[Direction]
Return every line of the entries below verbatim, with no changes to wording, numbers, punctuation, or line order.

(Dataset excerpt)
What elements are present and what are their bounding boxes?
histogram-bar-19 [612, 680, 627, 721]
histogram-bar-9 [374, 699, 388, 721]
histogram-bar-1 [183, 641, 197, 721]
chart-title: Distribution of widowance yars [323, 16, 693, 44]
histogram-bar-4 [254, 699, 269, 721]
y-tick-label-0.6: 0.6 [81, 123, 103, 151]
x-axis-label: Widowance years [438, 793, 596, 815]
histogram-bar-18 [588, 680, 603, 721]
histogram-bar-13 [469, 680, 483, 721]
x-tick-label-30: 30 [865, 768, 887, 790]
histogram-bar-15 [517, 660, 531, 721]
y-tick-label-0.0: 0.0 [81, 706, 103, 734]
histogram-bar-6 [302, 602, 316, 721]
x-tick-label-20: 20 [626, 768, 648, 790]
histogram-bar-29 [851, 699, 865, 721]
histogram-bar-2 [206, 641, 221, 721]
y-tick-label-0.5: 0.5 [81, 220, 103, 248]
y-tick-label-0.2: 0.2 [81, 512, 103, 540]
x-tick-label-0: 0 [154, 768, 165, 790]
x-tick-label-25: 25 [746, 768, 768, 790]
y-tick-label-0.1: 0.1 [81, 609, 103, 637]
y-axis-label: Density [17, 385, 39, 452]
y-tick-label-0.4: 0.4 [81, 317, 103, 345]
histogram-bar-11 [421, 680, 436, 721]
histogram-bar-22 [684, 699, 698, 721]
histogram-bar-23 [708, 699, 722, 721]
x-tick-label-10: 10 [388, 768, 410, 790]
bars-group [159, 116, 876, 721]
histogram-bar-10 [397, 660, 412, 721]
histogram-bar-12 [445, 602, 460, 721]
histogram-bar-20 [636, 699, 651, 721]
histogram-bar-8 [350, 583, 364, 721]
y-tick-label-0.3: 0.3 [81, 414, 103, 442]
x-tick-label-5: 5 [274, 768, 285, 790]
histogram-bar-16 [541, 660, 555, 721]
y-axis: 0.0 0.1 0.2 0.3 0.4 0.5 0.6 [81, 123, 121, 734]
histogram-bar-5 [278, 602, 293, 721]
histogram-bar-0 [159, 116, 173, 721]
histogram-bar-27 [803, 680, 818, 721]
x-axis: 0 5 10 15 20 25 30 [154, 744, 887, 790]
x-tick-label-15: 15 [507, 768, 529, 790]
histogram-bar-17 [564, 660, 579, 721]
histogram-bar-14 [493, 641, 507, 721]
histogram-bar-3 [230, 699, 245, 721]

[Answer to the exercise]
What elements are present and what are their bounding boxes?
histogram-bar-19 [612, 680, 627, 721]
histogram-bar-9 [374, 699, 388, 721]
histogram-bar-1 [183, 641, 197, 721]
chart-title: Distribution of widowance yars [323, 16, 693, 44]
histogram-bar-4 [254, 699, 269, 721]
y-tick-label-0.6: 0.6 [81, 123, 103, 151]
x-axis-label: Widowance years [438, 793, 596, 815]
histogram-bar-18 [588, 680, 603, 721]
histogram-bar-13 [469, 680, 483, 721]
x-tick-label-30: 30 [865, 768, 887, 790]
histogram-bar-15 [517, 660, 531, 721]
y-tick-label-0.0: 0.0 [81, 706, 103, 734]
histogram-bar-6 [302, 602, 316, 721]
x-tick-label-20: 20 [626, 768, 648, 790]
histogram-bar-29 [851, 699, 865, 721]
histogram-bar-2 [206, 641, 221, 721]
y-tick-label-0.5: 0.5 [81, 220, 103, 248]
y-tick-label-0.2: 0.2 [81, 512, 103, 540]
x-tick-label-0: 0 [154, 768, 165, 790]
x-tick-label-25: 25 [746, 768, 768, 790]
y-tick-label-0.1: 0.1 [81, 609, 103, 637]
y-axis-label: Density [17, 385, 39, 452]
y-tick-label-0.4: 0.4 [81, 317, 103, 345]
histogram-bar-11 [421, 680, 436, 721]
histogram-bar-22 [684, 699, 698, 721]
histogram-bar-23 [708, 699, 722, 721]
x-tick-label-10: 10 [388, 768, 410, 790]
bars-group [159, 116, 876, 721]
histogram-bar-10 [397, 660, 412, 721]
histogram-bar-12 [445, 602, 460, 721]
histogram-bar-20 [636, 699, 651, 721]
histogram-bar-8 [350, 583, 364, 721]
y-tick-label-0.3: 0.3 [81, 414, 103, 442]
x-tick-label-5: 5 [274, 768, 285, 790]
histogram-bar-16 [541, 660, 555, 721]
y-axis: 0.0 0.1 0.2 0.3 0.4 0.5 0.6 [81, 123, 121, 734]
histogram-bar-5 [278, 602, 293, 721]
histogram-bar-0 [159, 116, 173, 721]
histogram-bar-27 [803, 680, 818, 721]
x-axis: 0 5 10 15 20 25 30 [154, 744, 887, 790]
x-tick-label-15: 15 [507, 768, 529, 790]
histogram-bar-17 [564, 660, 579, 721]
histogram-bar-14 [493, 641, 507, 721]
histogram-bar-3 [230, 699, 245, 721]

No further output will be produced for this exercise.